## Start RECORDS FOR PROCESSING

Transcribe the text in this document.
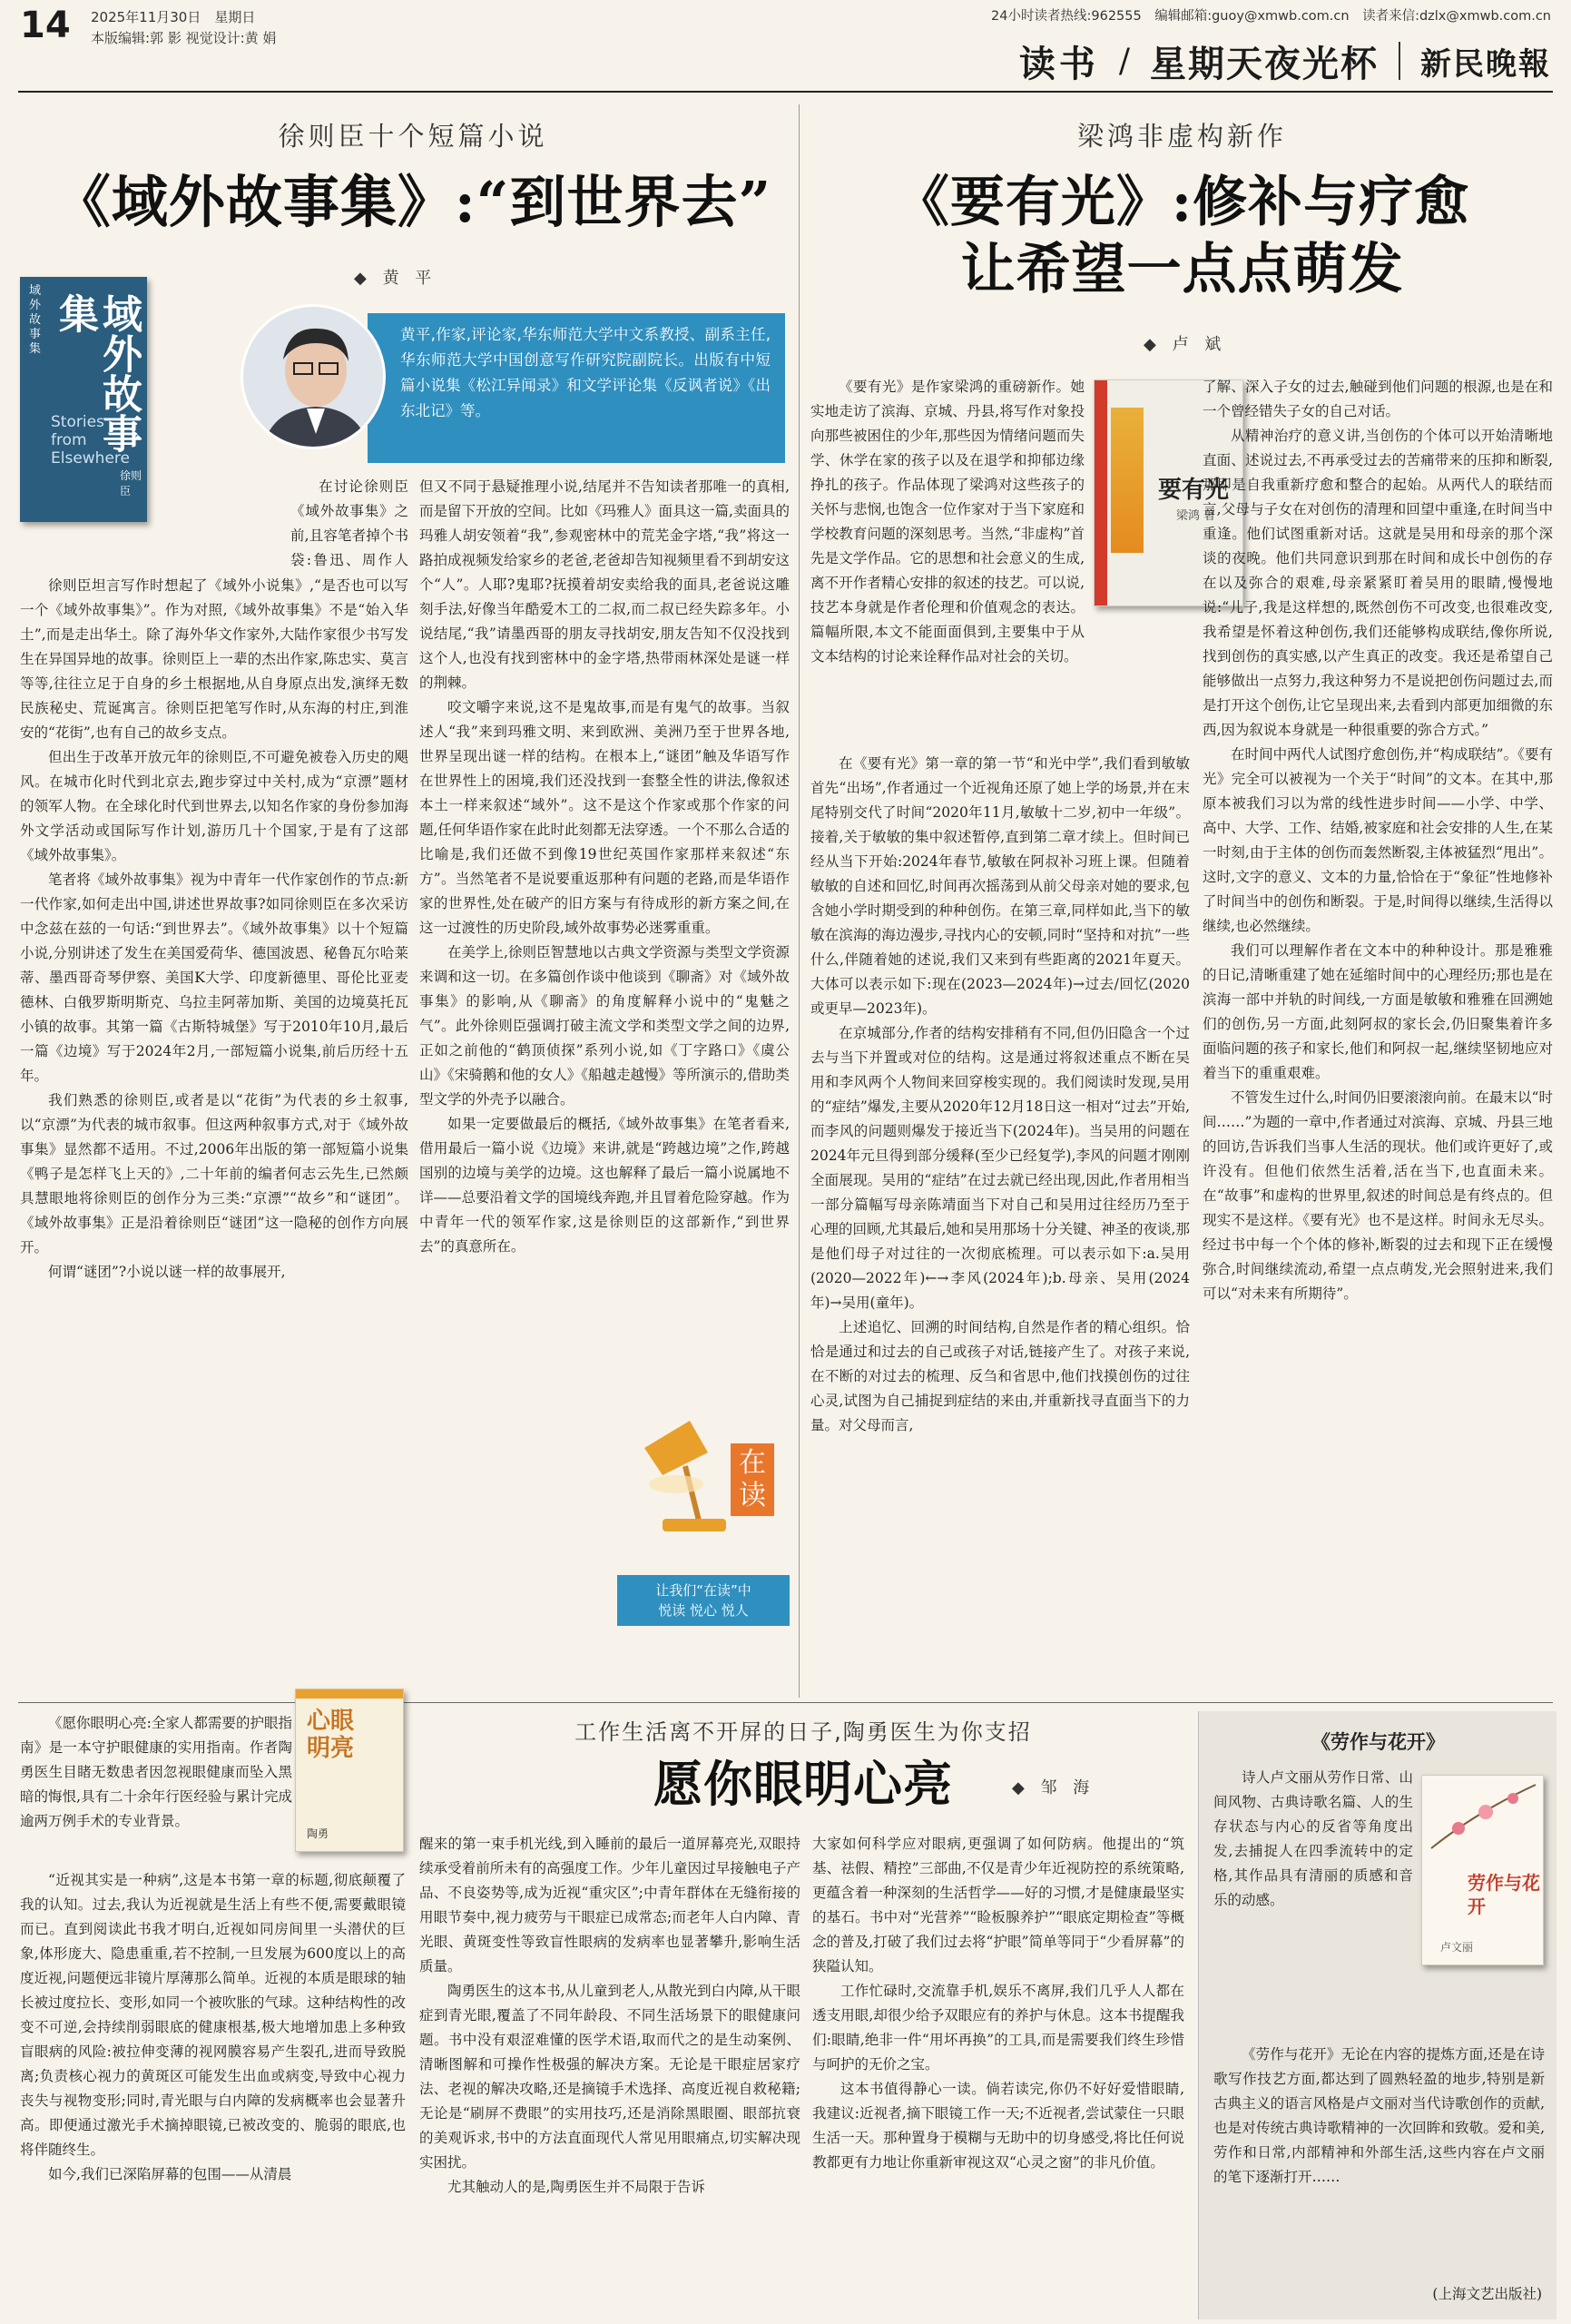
14 2025年11月30日　星期日
本版编辑:郭 影 视觉设计:黄 娟
24小时读者热线:962555　编辑邮箱:guoy@xmwb.com.cn　读者来信:dzlx@xmwb.com.cn
读书 / 星期天夜光杯 新民晚報
徐则臣十个短篇小说
《域外故事集》:“到世界去”
◆ 黄 平
域外故事集	域外故事集
Stories from Elsewhere
徐则臣
黄平,作家,评论家,华东师范大学中文系教授、副系主任,华东师范大学中国创意写作研究院副院长。出版有中短篇小说集《松江异闻录》和文学评论集《反讽者说》《出东北记》等。

在讨论徐则臣《域外故事集》之前,且容笔者掉个书袋:鲁迅、周作人

徐则臣坦言写作时想起了《域外小说集》,“是否也可以写一个《域外故事集》”。作为对照,《域外故事集》不是“始入华土”,而是走出华土。除了海外华文作家外,大陆作家很少书写发生在异国异地的故事。徐则臣上一辈的杰出作家,陈忠实、莫言等等,往往立足于自身的乡土根据地,从自身原点出发,演绎无数民族秘史、荒诞寓言。徐则臣把笔写作时,从东海的村庄,到淮安的“花街”,也有自己的故乡支点。

但出生于改革开放元年的徐则臣,不可避免被卷入历史的飓风。在城市化时代到北京去,跑步穿过中关村,成为“京漂”题材的领军人物。在全球化时代到世界去,以知名作家的身份参加海外文学活动或国际写作计划,游历几十个国家,于是有了这部《域外故事集》。

笔者将《域外故事集》视为中青年一代作家创作的节点:新一代作家,如何走出中国,讲述世界故事?如同徐则臣在多次采访中念兹在兹的一句话:“到世界去”。《域外故事集》以十个短篇小说,分别讲述了发生在美国爱荷华、德国波恩、秘鲁瓦尔哈莱蒂、墨西哥奇琴伊察、美国K大学、印度新德里、哥伦比亚麦德林、白俄罗斯明斯克、乌拉圭阿蒂加斯、美国的边境莫托瓦小镇的故事。其第一篇《古斯特城堡》写于2010年10月,最后一篇《边境》写于2024年2月,一部短篇小说集,前后历经十五年。

我们熟悉的徐则臣,或者是以“花街”为代表的乡土叙事,以“京漂”为代表的城市叙事。但这两种叙事方式,对于《域外故事集》显然都不适用。不过,2006年出版的第一部短篇小说集《鸭子是怎样飞上天的》,二十年前的编者何志云先生,已然颇具慧眼地将徐则臣的创作分为三类:“京漂”“故乡”和“谜团”。《域外故事集》正是沿着徐则臣“谜团”这一隐秘的创作方向展开。

何谓“谜团”?小说以谜一样的故事展开,

但又不同于悬疑推理小说,结尾并不告知读者那唯一的真相,而是留下开放的空间。比如《玛雅人》面具这一篇,卖面具的玛雅人胡安领着“我”,参观密林中的荒芜金字塔,“我”将这一路拍成视频发给家乡的老爸,老爸却告知视频里看不到胡安这个“人”。人耶?鬼耶?抚摸着胡安卖给我的面具,老爸说这雕刻手法,好像当年酷爱木工的二叔,而二叔已经失踪多年。小说结尾,“我”请墨西哥的朋友寻找胡安,朋友告知不仅没找到这个人,也没有找到密林中的金字塔,热带雨林深处是谜一样的荆棘。

咬文嚼字来说,这不是鬼故事,而是有鬼气的故事。当叙述人“我”来到玛雅文明、来到欧洲、美洲乃至于世界各地,世界呈现出谜一样的结构。在根本上,“谜团”触及华语写作在世界性上的困境,我们还没找到一套整全性的讲法,像叙述本土一样来叙述“域外”。这不是这个作家或那个作家的问题,任何华语作家在此时此刻都无法穿透。一个不那么合适的比喻是,我们还做不到像19世纪英国作家那样来叙述“东方”。当然笔者不是说要重返那种有问题的老路,而是华语作家的世界性,处在破产的旧方案与有待成形的新方案之间,在这一过渡性的历史阶段,域外故事势必迷雾重重。

在美学上,徐则臣智慧地以古典文学资源与类型文学资源来调和这一切。在多篇创作谈中他谈到《聊斋》对《域外故事集》的影响,从《聊斋》的角度解释小说中的“鬼魅之气”。此外徐则臣强调打破主流文学和类型文学之间的边界,正如之前他的“鹤顶侦探”系列小说,如《丁字路口》《虞公山》《宋骑鹅和他的女人》《船越走越慢》等所演示的,借助类型文学的外壳予以融合。

如果一定要做最后的概括,《域外故事集》在笔者看来,借用最后一篇小说《边境》来讲,就是“跨越边境”之作,跨越国别的边境与美学的边境。这也解释了最后一篇小说属地不详——总要沿着文学的国境线奔跑,并且冒着危险穿越。作为中青年一代的领军作家,这是徐则臣的这部新作,“到世界去”的真意所在。

在读
让我们“在读”中
悦读 悦心 悦人
梁鸿非虚构新作
《要有光》:修补与疗愈
让希望一点点萌发
◆ 卢 斌
要有光
梁鸿 著

《要有光》是作家梁鸿的重磅新作。她实地走访了滨海、京城、丹县,将写作对象投向那些被困住的少年,那些因为情绪问题而失学、休学在家的孩子以及在退学和抑郁边缘挣扎的孩子。作品体现了梁鸿对这些孩子的关怀与悲悯,也饱含一位作家对于当下家庭和学校教育问题的深刻思考。当然,“非虚构”首先是文学作品。它的思想和社会意义的生成,离不开作者精心安排的叙述的技艺。可以说,技艺本身就是作者伦理和价值观念的表达。篇幅所限,本文不能面面俱到,主要集中于从文本结构的讨论来诠释作品对社会的关切。

在《要有光》第一章的第一节“和光中学”,我们看到敏敏首先“出场”,作者通过一个近视角还原了她上学的场景,并在末尾特别交代了时间“2020年11月,敏敏十二岁,初中一年级”。接着,关于敏敏的集中叙述暂停,直到第二章才续上。但时间已经从当下开始:2024年春节,敏敏在阿叔补习班上课。但随着敏敏的自述和回忆,时间再次摇荡到从前父母亲对她的要求,包含她小学时期受到的种种创伤。在第三章,同样如此,当下的敏敏在滨海的海边漫步,寻找内心的安顿,同时“坚持和对抗”一些什么,伴随着她的述说,我们又来到有些距离的2021年夏天。大体可以表示如下:现在(2023—2024年)→过去/回忆(2020或更早—2023年)。

在京城部分,作者的结构安排稍有不同,但仍旧隐含一个过去与当下并置或对位的结构。这是通过将叙述重点不断在吴用和李风两个人物间来回穿梭实现的。我们阅读时发现,吴用的“症结”爆发,主要从2020年12月18日这一相对“过去”开始,而李风的问题则爆发于接近当下(2024年)。当吴用的问题在2024年元旦得到部分缓释(至少已经复学),李风的问题才刚刚全面展现。吴用的“症结”在过去就已经出现,因此,作者用相当一部分篇幅写母亲陈靖面当下对自己和吴用过往经历乃至于心理的回顾,尤其最后,她和吴用那场十分关键、神圣的夜谈,那是他们母子对过往的一次彻底梳理。可以表示如下:a.吴用(2020—2022年)←→李风(2024年);b.母亲、吴用(2024年)→吴用(童年)。

上述追忆、回溯的时间结构,自然是作者的精心组织。恰恰是通过和过去的自己或孩子对话,链接产生了。对孩子来说,在不断的对过去的梳理、反刍和省思中,他们找摸创伤的过往心灵,试图为自己捕捉到症结的来由,并重新找寻直面当下的力量。对父母而言,

了解、深入子女的过去,触碰到他们问题的根源,也是在和一个曾经错失子女的自己对话。

从精神治疗的意义讲,当创伤的个体可以开始清晰地直面、述说过去,不再承受过去的苦痛带来的压抑和断裂,那即是自我重新疗愈和整合的起始。从两代人的联结而言,父母与子女在对创伤的清理和回望中重逢,在时间当中重逢。他们试图重新对话。这就是吴用和母亲的那个深谈的夜晚。他们共同意识到那在时间和成长中创伤的存在以及弥合的艰难,母亲紧紧盯着吴用的眼睛,慢慢地说:“儿子,我是这样想的,既然创伤不可改变,也很难改变,我希望是怀着这种创伤,我们还能够构成联结,像你所说,找到创伤的真实感,以产生真正的改变。我还是希望自己能够做出一点努力,我这种努力不是说把创伤问题过去,而是打开这个创伤,让它呈现出来,去看到内部更加细微的东西,因为叙说本身就是一种很重要的弥合方式。”

在时间中两代人试图疗愈创伤,并“构成联结”。《要有光》完全可以被视为一个关于“时间”的文本。在其中,那原本被我们习以为常的线性进步时间——小学、中学、高中、大学、工作、结婚,被家庭和社会安排的人生,在某一时刻,由于主体的创伤而轰然断裂,主体被猛烈“甩出”。这时,文字的意义、文本的力量,恰恰在于“象征”性地修补了时间当中的创伤和断裂。于是,时间得以继续,生活得以继续,也必然继续。

我们可以理解作者在文本中的种种设计。那是雅雅的日记,清晰重建了她在延缩时间中的心理经历;那也是在滨海一部中并轨的时间线,一方面是敏敏和雅雅在回溯她们的创伤,另一方面,此刻阿叔的家长会,仍旧聚集着许多面临问题的孩子和家长,他们和阿叔一起,继续坚韧地应对着当下的重重艰难。

不管发生过什么,时间仍旧要滚滚向前。在最末以“时间……”为题的一章中,作者通过对滨海、京城、丹县三地的回访,告诉我们当事人生活的现状。他们或许更好了,或许没有。但他们依然生活着,活在当下,也直面未来。在“故事”和虚构的世界里,叙述的时间总是有终点的。但现实不是这样。《要有光》也不是这样。时间永无尽头。经过书中每一个个体的修补,断裂的过去和现下正在缓慢弥合,时间继续流动,希望一点点萌发,光会照射进来,我们可以“对未来有所期待”。

《愿你眼明心亮:全家人都需要的护眼指南》是一本守护眼健康的实用指南。作者陶勇医生目睹无数患者因忽视眼健康而坠入黑暗的悔恨,具有二十余年行医经验与累计完成逾两万例手术的专业背景。

心眼明亮
陶勇
工作生活离不开屏的日子,陶勇医生为你支招
愿你眼明心亮	◆ 邹 海

“近视其实是一种病”,这是本书第一章的标题,彻底颠覆了我的认知。过去,我认为近视就是生活上有些不便,需要戴眼镜而已。直到阅读此书我才明白,近视如同房间里一头潜伏的巨象,体形庞大、隐患重重,若不控制,一旦发展为600度以上的高度近视,问题便远非镜片厚薄那么简单。近视的本质是眼球的轴长被过度拉长、变形,如同一个被吹胀的气球。这种结构性的改变不可逆,会持续削弱眼底的健康根基,极大地增加患上多种致盲眼病的风险:被拉伸变薄的视网膜容易产生裂孔,进而导致脱离;负责核心视力的黄斑区可能发生出血或病变,导致中心视力丧失与视物变形;同时,青光眼与白内障的发病概率也会显著升高。即便通过激光手术摘掉眼镜,已被改变的、脆弱的眼底,也将伴随终生。

如今,我们已深陷屏幕的包围——从清晨

醒来的第一束手机光线,到入睡前的最后一道屏幕亮光,双眼持续承受着前所未有的高强度工作。少年儿童因过早接触电子产品、不良姿势等,成为近视“重灾区”;中青年群体在无缝衔接的用眼节奏中,视力疲劳与干眼症已成常态;而老年人白内障、青光眼、黄斑变性等致盲性眼病的发病率也显著攀升,影响生活质量。

陶勇医生的这本书,从儿童到老人,从散光到白内障,从干眼症到青光眼,覆盖了不同年龄段、不同生活场景下的眼健康问题。书中没有艰涩难懂的医学术语,取而代之的是生动案例、清晰图解和可操作性极强的解决方案。无论是干眼症居家疗法、老视的解决攻略,还是摘镜手术选择、高度近视自救秘籍;无论是“刷屏不费眼”的实用技巧,还是消除黑眼圈、眼部抗衰的美观诉求,书中的方法直面现代人常见用眼痛点,切实解决现实困扰。

尤其触动人的是,陶勇医生并不局限于告诉

大家如何科学应对眼病,更强调了如何防病。他提出的“筑基、祛假、精控”三部曲,不仅是青少年近视防控的系统策略,更蕴含着一种深刻的生活哲学——好的习惯,才是健康最坚实的基石。书中对“光营养”“睑板腺养护”“眼底定期检查”等概念的普及,打破了我们过去将“护眼”简单等同于“少看屏幕”的狭隘认知。

工作忙碌时,交流靠手机,娱乐不离屏,我们几乎人人都在透支用眼,却很少给予双眼应有的养护与休息。这本书提醒我们:眼睛,绝非一件“用坏再换”的工具,而是需要我们终生珍惜与呵护的无价之宝。

这本书值得静心一读。倘若读完,你仍不好好爱惜眼睛,我建议:近视者,摘下眼镜工作一天;不近视者,尝试蒙住一只眼生活一天。那种置身于模糊与无助中的切身感受,将比任何说教都更有力地让你重新审视这双“心灵之窗”的非凡价值。

《劳作与花开》

诗人卢文丽从劳作日常、山间风物、古典诗歌名篇、人的生存状态与内心的反省等角度出发,去捕捉人在四季流转中的定格,其作品具有清丽的质感和音乐的动感。

劳作与花开
卢文丽

《劳作与花开》无论在内容的提炼方面,还是在诗歌写作技艺方面,都达到了圆熟轻盈的地步,特别是新古典主义的语言风格是卢文丽对当代诗歌创作的贡献,也是对传统古典诗歌精神的一次回眸和致敬。爱和美,劳作和日常,内部精神和外部生活,这些内容在卢文丽的笔下逐渐打开……

(上海文艺出版社)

## End RECORDS FOR PROCESSING

Look for lines containing the string "愿你眼明心亮" and copy them all.

《愿你眼明心亮:全家人都需要的护眼指南》是一本守护眼健康的实用指南。作者陶勇医生目睹无数患者因忽视眼健康而坠入黑暗的悔恨,具有二十余年行医经验与累计完成逾两万例手术的专业背景。
愿你眼明心亮	◆ 邹 海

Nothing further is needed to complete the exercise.